### Set task
Please continue the news passage below about the leadership and board of HSI, picking up right after its last sentence.

### Passage shown
The startup leadership team will feature Bob Diamond, co-founder and CEO of Atlas Merchant Capital, as chairman of the board. David Schamis, Atlas’s Chief Investment Officer and Co-founder, will become Chief Executive Officer of HSI. 

We are delighted by this opportunity to partner with Sonnet in establishing a leading crypto treasury management strategy to ultimately deliver strong value to shareholders. We believe HYPE and the Hyperliquid protocol represent a truly differentiated offering within the digital asset space,” incoming board executive Diamond said in a press conference on Monday. 

A new Chief Financial Officer is expected to be named soon, while the board will expand to include Eric Rosengren, former President of the Boston Federal Reserve, and two of Sonnet’s existing independent directors.

At the time of closing, HSI will also enter into a Sponsor Advisory Agreement (SAA) with Rorschach to expand the business by adding HYPE into the treasury.

### Raw data
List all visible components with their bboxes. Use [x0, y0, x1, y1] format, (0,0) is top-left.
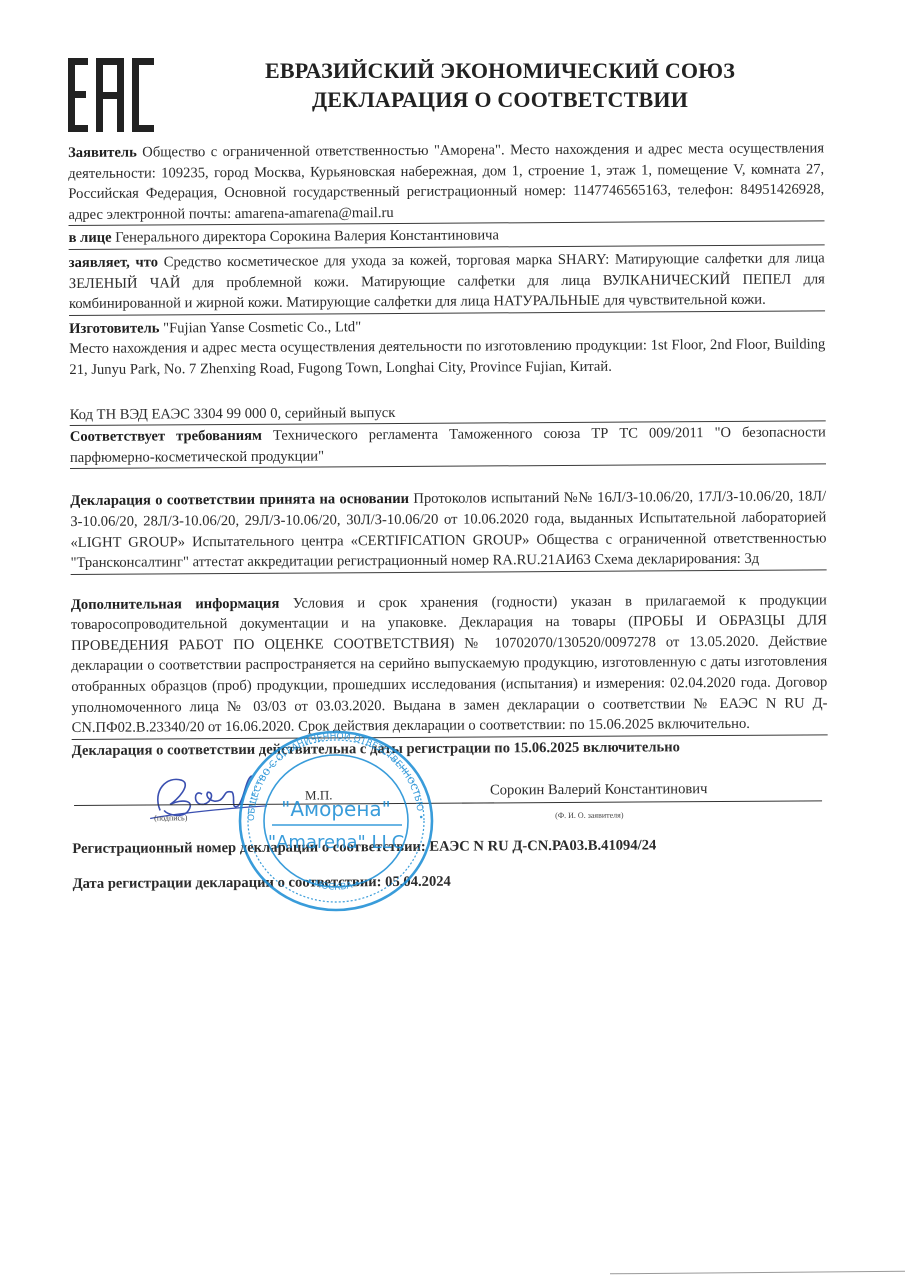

### The reply
Capital raised and private placement details

Concurrent with the signing of the BCA, Sonnet is raising $5.5 million in a private placement to accredited investors. The technology company is issuing non-voting convertible preferred stock and warrants to purchase common stock. The placement is expected to close later on today.

An additional $2 million in convertible notes issued by Sonnet in June 2025 will convert into preferred stock and warrants as part of the same transaction. Net proceeds from these offerings will be used for general corporate purposes, including the development of existing biotech assets and expenses related to the Business Combination.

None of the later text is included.